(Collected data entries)
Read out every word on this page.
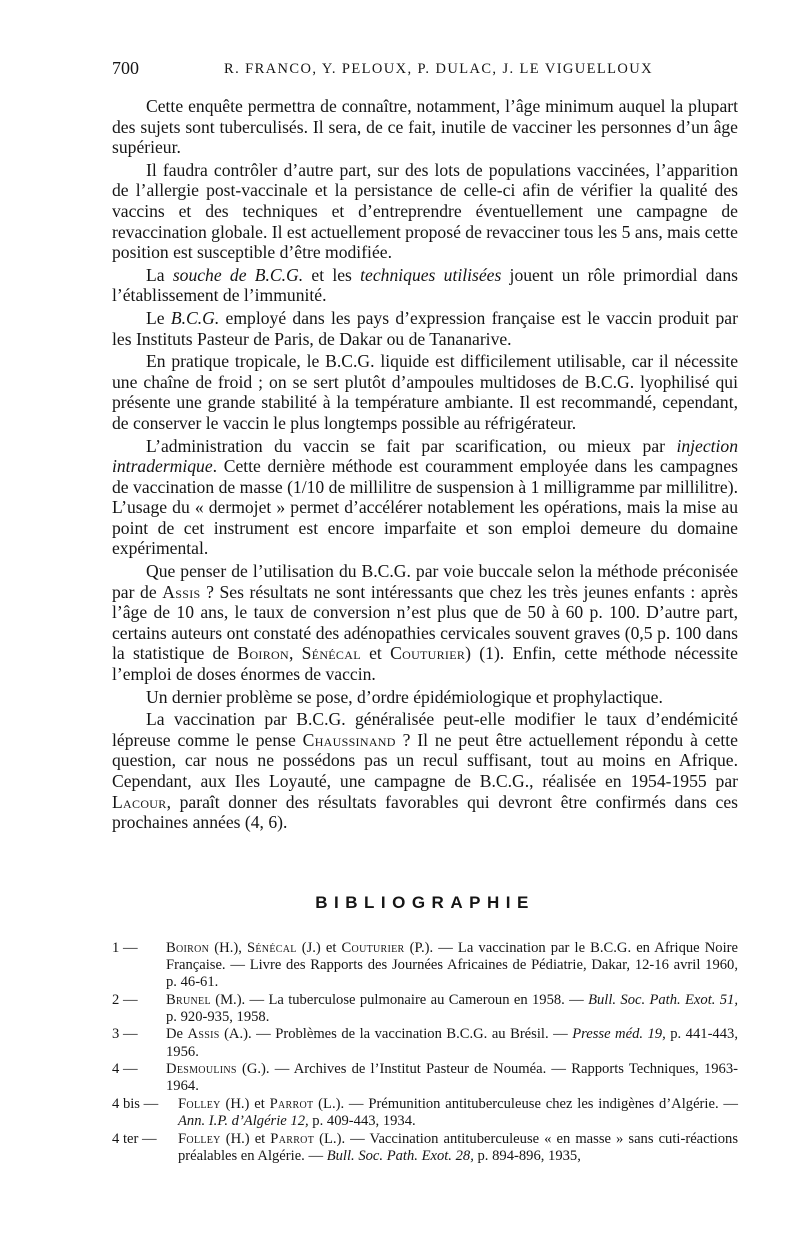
700	R. FRANCO, Y. PELOUX, P. DULAC, J. LE VIGUELLOUX

Cette enquête permettra de connaître, notamment, l’âge minimum auquel la plupart des sujets sont tuberculisés. Il sera, de ce fait, inutile de vacciner les personnes d’un âge supérieur.

Il faudra contrôler d’autre part, sur des lots de populations vaccinées, l’apparition de l’allergie post-vaccinale et la persistance de celle-ci afin de vérifier la qualité des vaccins et des techniques et d’entreprendre éventuellement une campagne de revaccination globale. Il est actuellement proposé de revacciner tous les 5 ans, mais cette position est susceptible d’être modifiée.

La souche de B.C.G. et les techniques utilisées jouent un rôle primordial dans l’établissement de l’immunité.

Le B.C.G. employé dans les pays d’expression française est le vaccin produit par les Instituts Pasteur de Paris, de Dakar ou de Tananarive.

En pratique tropicale, le B.C.G. liquide est difficilement utilisable, car il nécessite une chaîne de froid ; on se sert plutôt d’ampoules multidoses de B.C.G. lyophilisé qui présente une grande stabilité à la température ambiante. Il est recommandé, cependant, de conserver le vaccin le plus longtemps possible au réfrigérateur.

L’administration du vaccin se fait par scarification, ou mieux par injection intradermique. Cette dernière méthode est couramment employée dans les campagnes de vaccination de masse (1/10 de millilitre de suspension à 1 milligramme par millilitre). L’usage du « dermojet » permet d’accélérer notablement les opérations, mais la mise au point de cet instrument est encore imparfaite et son emploi demeure du domaine expérimental.

Que penser de l’utilisation du B.C.G. par voie buccale selon la méthode préconisée par de Assis ? Ses résultats ne sont intéressants que chez les très jeunes enfants : après l’âge de 10 ans, le taux de conversion n’est plus que de 50 à 60 p. 100. D’autre part, certains auteurs ont constaté des adénopathies cervicales souvent graves (0,5 p. 100 dans la statistique de Boiron, Sénécal et Couturier) (1). Enfin, cette méthode nécessite l’emploi de doses énormes de vaccin.

Un dernier problème se pose, d’ordre épidémiologique et prophylactique.

La vaccination par B.C.G. généralisée peut-elle modifier le taux d’endémicité lépreuse comme le pense Chaussinand ? Il ne peut être actuellement répondu à cette question, car nous ne possédons pas un recul suffisant, tout au moins en Afrique. Cependant, aux Iles Loyauté, une campagne de B.C.G., réalisée en 1954-1955 par Lacour, paraît donner des résultats favorables qui devront être confirmés dans ces prochaines années (4, 6).

BIBLIOGRAPHIE
1 —	Boiron (H.), Sénécal (J.) et Couturier (P.). — La vaccination par le B.C.G. en Afrique Noire Française. — Livre des Rapports des Journées Africaines de Pédiatrie, Dakar, 12-16 avril 1960, p. 46-61.
2 —	Brunel (M.). — La tuberculose pulmonaire au Cameroun en 1958. — Bull. Soc. Path. Exot. 51, p. 920-935, 1958.
3 —	De Assis (A.). — Problèmes de la vaccination B.C.G. au Brésil. — Presse méd. 19, p. 441-443, 1956.
4 —	Desmoulins (G.). — Archives de l’Institut Pasteur de Nouméa. — Rapports Techniques, 1963-1964.
4 bis —	Folley (H.) et Parrot (L.). — Prémunition antituberculeuse chez les indigènes d’Algérie. — Ann. I.P. d’Algérie 12, p. 409-443, 1934.
4 ter —	Folley (H.) et Parrot (L.). — Vaccination antituberculeuse « en masse » sans cuti-réactions préalables en Algérie. — Bull. Soc. Path. Exot. 28, p. 894-896, 1935,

- **EXERCISE PROMPT**: Exclude all images and restate the records above word for word.

- **OUTPUT**:
Read out every word on this page.
700	R. FRANCO, Y. PELOUX, P. DULAC, J. LE VIGUELLOUX

Cette enquête permettra de connaître, notamment, l’âge minimum auquel la plupart des sujets sont tuberculisés. Il sera, de ce fait, inutile de vacciner les personnes d’un âge supérieur.

Il faudra contrôler d’autre part, sur des lots de populations vaccinées, l’apparition de l’allergie post-vaccinale et la persistance de celle-ci afin de vérifier la qualité des vaccins et des techniques et d’entreprendre éventuellement une campagne de revaccination globale. Il est actuellement proposé de revacciner tous les 5 ans, mais cette position est susceptible d’être modifiée.

La souche de B.C.G. et les techniques utilisées jouent un rôle primordial dans l’établissement de l’immunité.

Le B.C.G. employé dans les pays d’expression française est le vaccin produit par les Instituts Pasteur de Paris, de Dakar ou de Tananarive.

En pratique tropicale, le B.C.G. liquide est difficilement utilisable, car il nécessite une chaîne de froid ; on se sert plutôt d’ampoules multidoses de B.C.G. lyophilisé qui présente une grande stabilité à la température ambiante. Il est recommandé, cependant, de conserver le vaccin le plus longtemps possible au réfrigérateur.

L’administration du vaccin se fait par scarification, ou mieux par injection intradermique. Cette dernière méthode est couramment employée dans les campagnes de vaccination de masse (1/10 de millilitre de suspension à 1 milligramme par millilitre). L’usage du « dermojet » permet d’accélérer notablement les opérations, mais la mise au point de cet instrument est encore imparfaite et son emploi demeure du domaine expérimental.

Que penser de l’utilisation du B.C.G. par voie buccale selon la méthode préconisée par de Assis ? Ses résultats ne sont intéressants que chez les très jeunes enfants : après l’âge de 10 ans, le taux de conversion n’est plus que de 50 à 60 p. 100. D’autre part, certains auteurs ont constaté des adénopathies cervicales souvent graves (0,5 p. 100 dans la statistique de Boiron, Sénécal et Couturier) (1). Enfin, cette méthode nécessite l’emploi de doses énormes de vaccin.

Un dernier problème se pose, d’ordre épidémiologique et prophylactique.

La vaccination par B.C.G. généralisée peut-elle modifier le taux d’endémicité lépreuse comme le pense Chaussinand ? Il ne peut être actuellement répondu à cette question, car nous ne possédons pas un recul suffisant, tout au moins en Afrique. Cependant, aux Iles Loyauté, une campagne de B.C.G., réalisée en 1954-1955 par Lacour, paraît donner des résultats favorables qui devront être confirmés dans ces prochaines années (4, 6).

BIBLIOGRAPHIE
1 —	Boiron (H.), Sénécal (J.) et Couturier (P.). — La vaccination par le B.C.G. en Afrique Noire Française. — Livre des Rapports des Journées Africaines de Pédiatrie, Dakar, 12-16 avril 1960, p. 46-61.
2 —	Brunel (M.). — La tuberculose pulmonaire au Cameroun en 1958. — Bull. Soc. Path. Exot. 51, p. 920-935, 1958.
3 —	De Assis (A.). — Problèmes de la vaccination B.C.G. au Brésil. — Presse méd. 19, p. 441-443, 1956.
4 —	Desmoulins (G.). — Archives de l’Institut Pasteur de Nouméa. — Rapports Techniques, 1963-1964.
4 bis —	Folley (H.) et Parrot (L.). — Prémunition antituberculeuse chez les indigènes d’Algérie. — Ann. I.P. d’Algérie 12, p. 409-443, 1934.
4 ter —	Folley (H.) et Parrot (L.). — Vaccination antituberculeuse « en masse » sans cuti-réactions préalables en Algérie. — Bull. Soc. Path. Exot. 28, p. 894-896, 1935,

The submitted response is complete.